List all lines of the data that include the string "information".

* _Supplied data_:
* Start *
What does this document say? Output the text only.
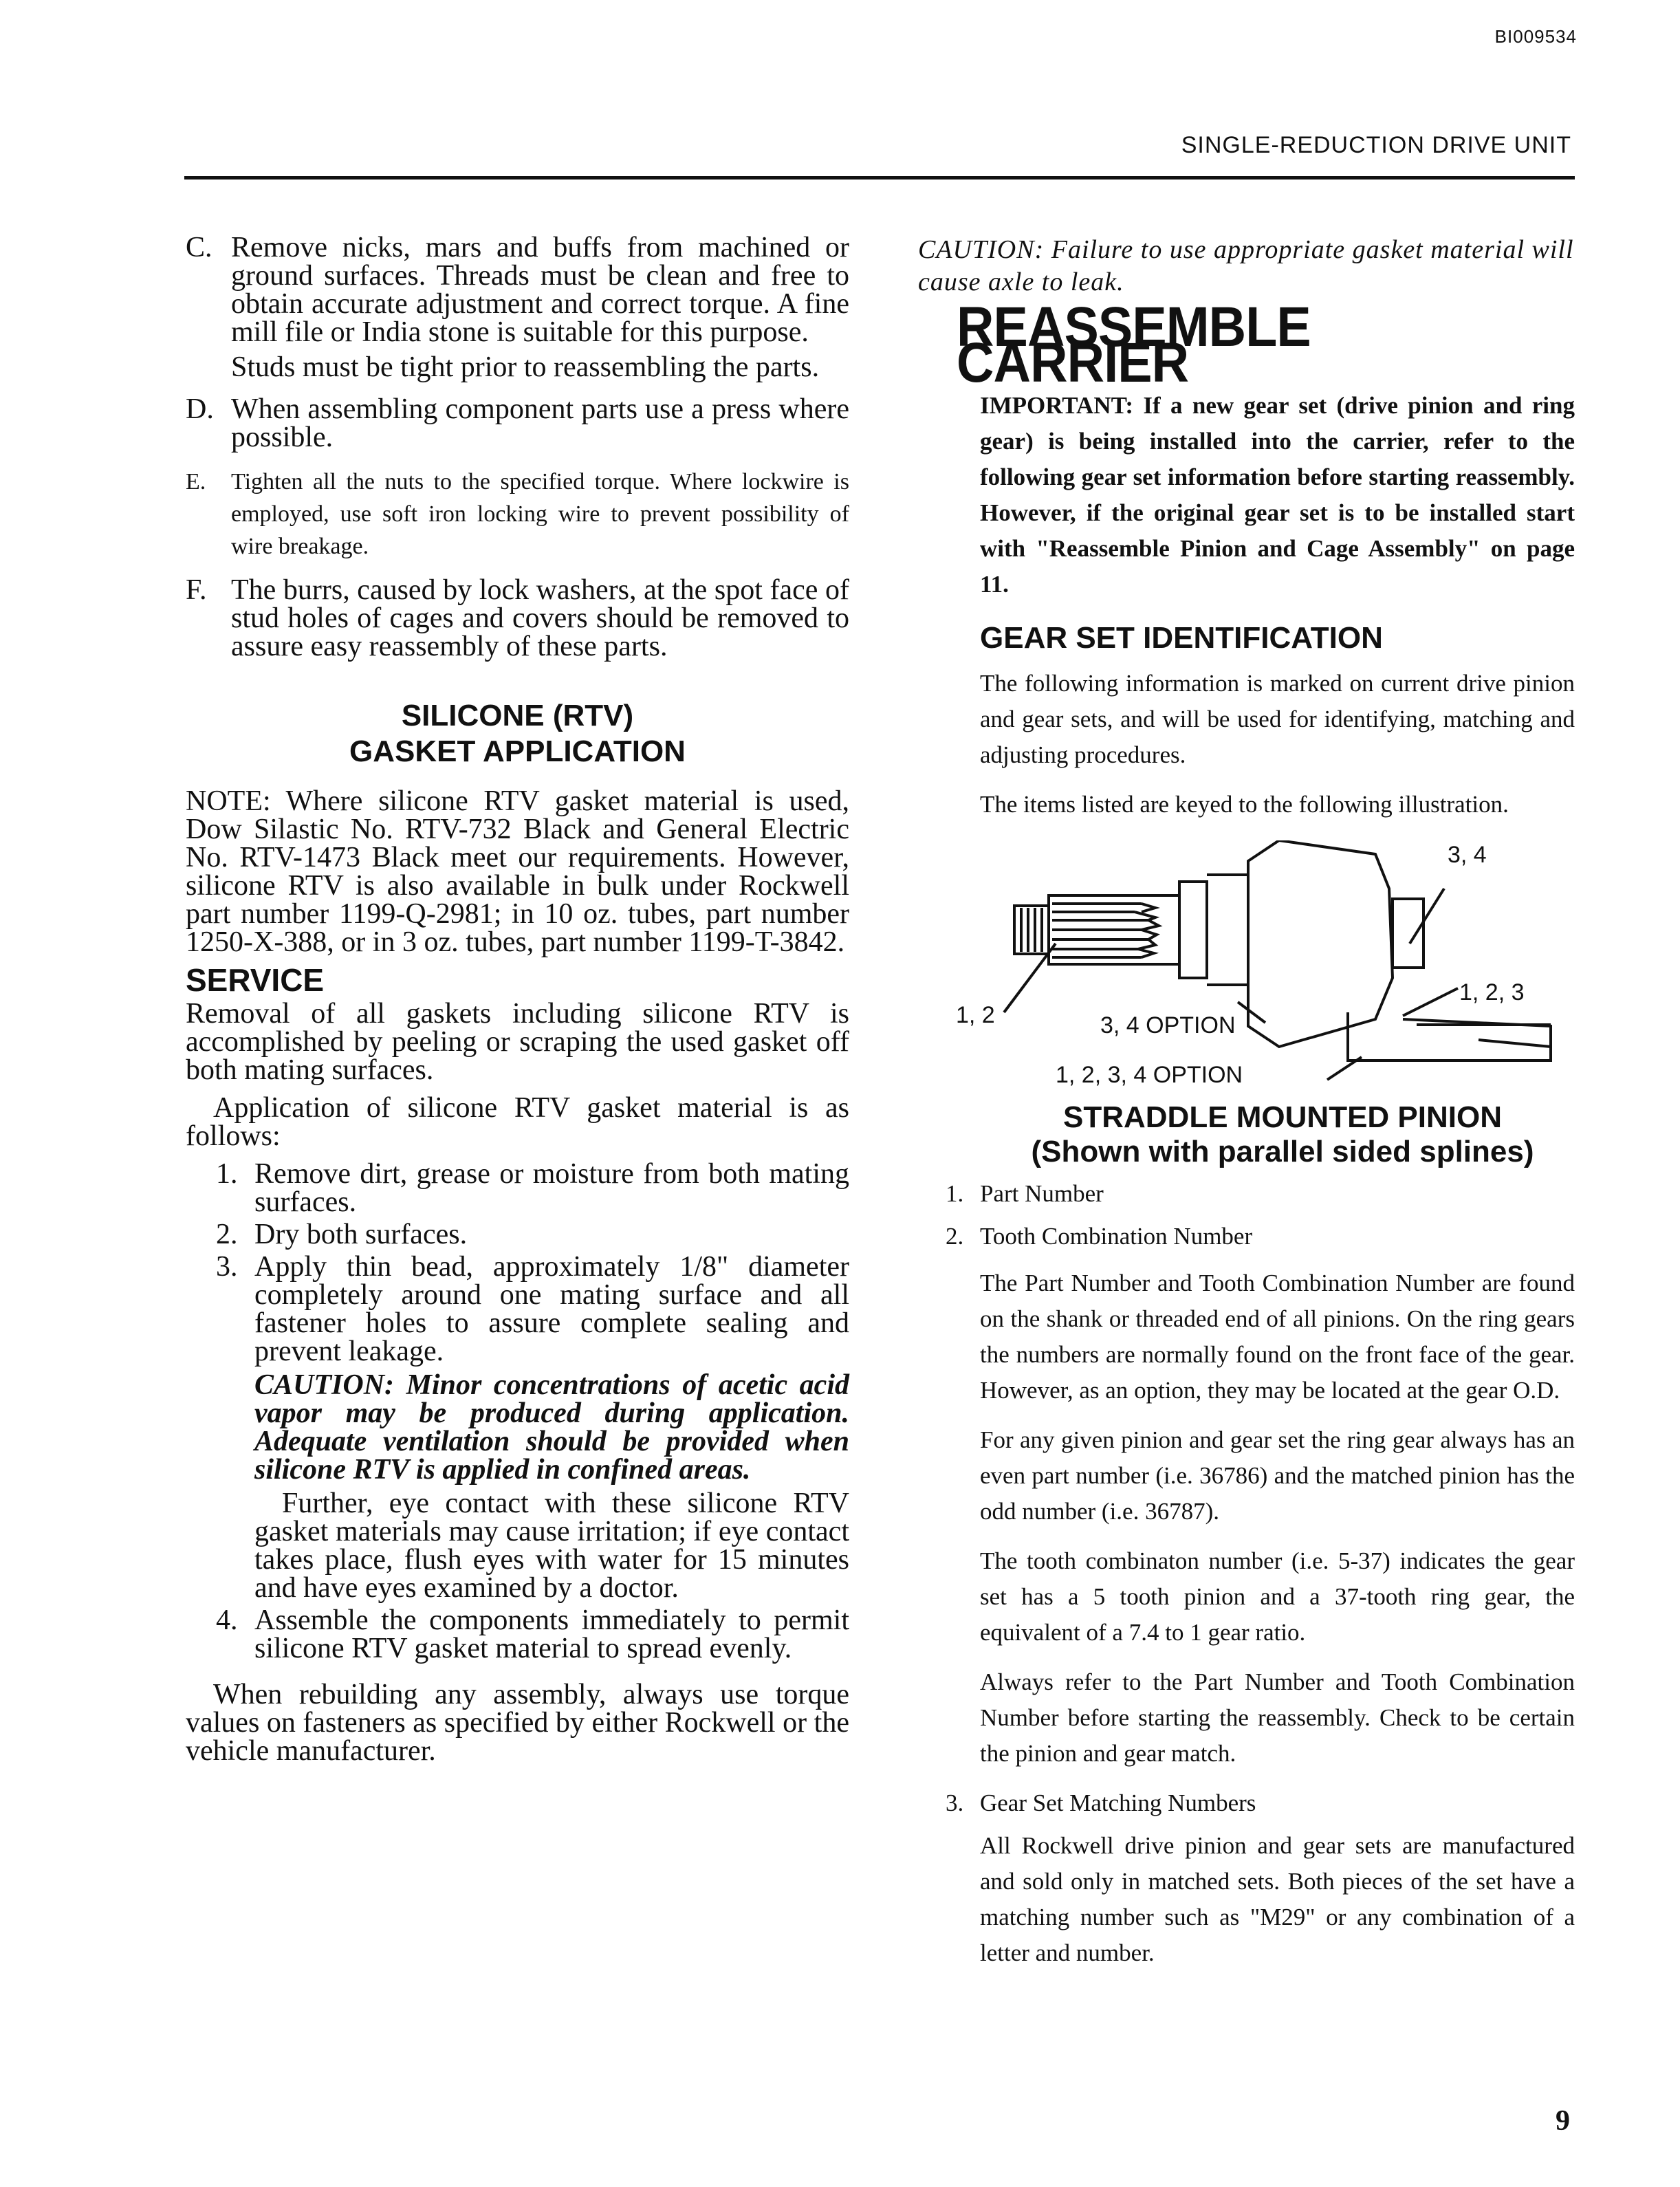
BI009534
SINGLE-REDUCTION DRIVE UNIT
C. Remove nicks, mars and buffs from machined or ground surfaces. Threads must be clean and free to obtain accurate adjustment and correct torque. A fine mill file or India stone is suitable for this purpose.

Studs must be tight prior to reassembling the parts.

D. When assembling component parts use a press where possible.

E.	Tighten all the nuts to the specified torque. Where lockwire is employed, use soft iron locking wire to prevent possibility of wire breakage.

F. The burrs, caused by lock washers, at the spot face of stud holes of cages and covers should be removed to assure easy reassembly of these parts.

SILICONE (RTV)
GASKET APPLICATION

NOTE: Where silicone RTV gasket material is used, Dow Silastic No. RTV-732 Black and General Electric No. RTV-1473 Black meet our requirements. However, silicone RTV is also available in bulk under Rockwell part number 1199-Q-2981; in 10 oz. tubes, part number 1250-X-388, or in 3 oz. tubes, part number 1199-T-3842.

SERVICE

Removal of all gaskets including silicone RTV is accomplished by peeling or scraping the used gasket off both mating surfaces.

Application of silicone RTV gasket material is as follows:

1. Remove dirt, grease or moisture from both mating surfaces.

2. Dry both surfaces.

3. Apply thin bead, approximately 1/8" diameter completely around one mating surface and all fastener holes to assure complete sealing and prevent leakage.

CAUTION: Minor concentrations of acetic acid vapor may be produced during application. Adequate ventilation should be provided when silicone RTV is applied in confined areas.

Further, eye contact with these silicone RTV gasket materials may cause irritation; if eye contact takes place, flush eyes with water for 15 minutes and have eyes examined by a doctor.

4. Assemble the components immediately to permit silicone RTV gasket material to spread evenly.

When rebuilding any assembly, always use torque values on fasteners as specified by either Rockwell or the vehicle manufacturer.

CAUTION: Failure to use appropriate gasket material will cause axle to leak.

REASSEMBLE CARRIER

IMPORTANT: If a new gear set (drive pinion and ring gear) is being installed into the carrier, refer to the following gear set information before starting reassembly. However, if the original gear set is to be installed start with "Reassemble Pinion and Cage Assembly" on page 11.

GEAR SET IDENTIFICATION

The following information is marked on current drive pinion and gear sets, and will be used for identifying, matching and adjusting procedures.

The items listed are keyed to the following illustration.

3, 4
1, 2
1, 2, 3
3, 4 OPTION
1, 2, 3, 4 OPTION
STRADDLE MOUNTED PINION
(Shown with parallel sided splines)
1. Part Number
2. Tooth Combination Number

The Part Number and Tooth Combination Number are found on the shank or threaded end of all pinions. On the ring gears the numbers are normally found on the front face of the gear. However, as an option, they may be located at the gear O.D.

For any given pinion and gear set the ring gear always has an even part number (i.e. 36786) and the matched pinion has the odd number (i.e. 36787).

The tooth combinaton number (i.e. 5-37) indicates the gear set has a 5 tooth pinion and a 37-tooth ring gear, the equivalent of a 7.4 to 1 gear ratio.

Always refer to the Part Number and Tooth Combination Number before starting the reassembly. Check to be certain the pinion and gear match.

3. Gear Set Matching Numbers

All Rockwell drive pinion and gear sets are manufactured and sold only in matched sets. Both pieces of the set have a matching number such as "M29" or any combination of a letter and number.

9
* End *
* _Exercise result_:
IMPORTANT: If a new gear set (drive pinion and ring gear) is being installed into the carrier, refer to the following gear set information before starting reassembly. However, if the original gear set is to be installed start with "Reassemble Pinion and Cage Assembly" on page 11.
The following information is marked on current drive pinion and gear sets, and will be used for identifying, matching and adjusting procedures.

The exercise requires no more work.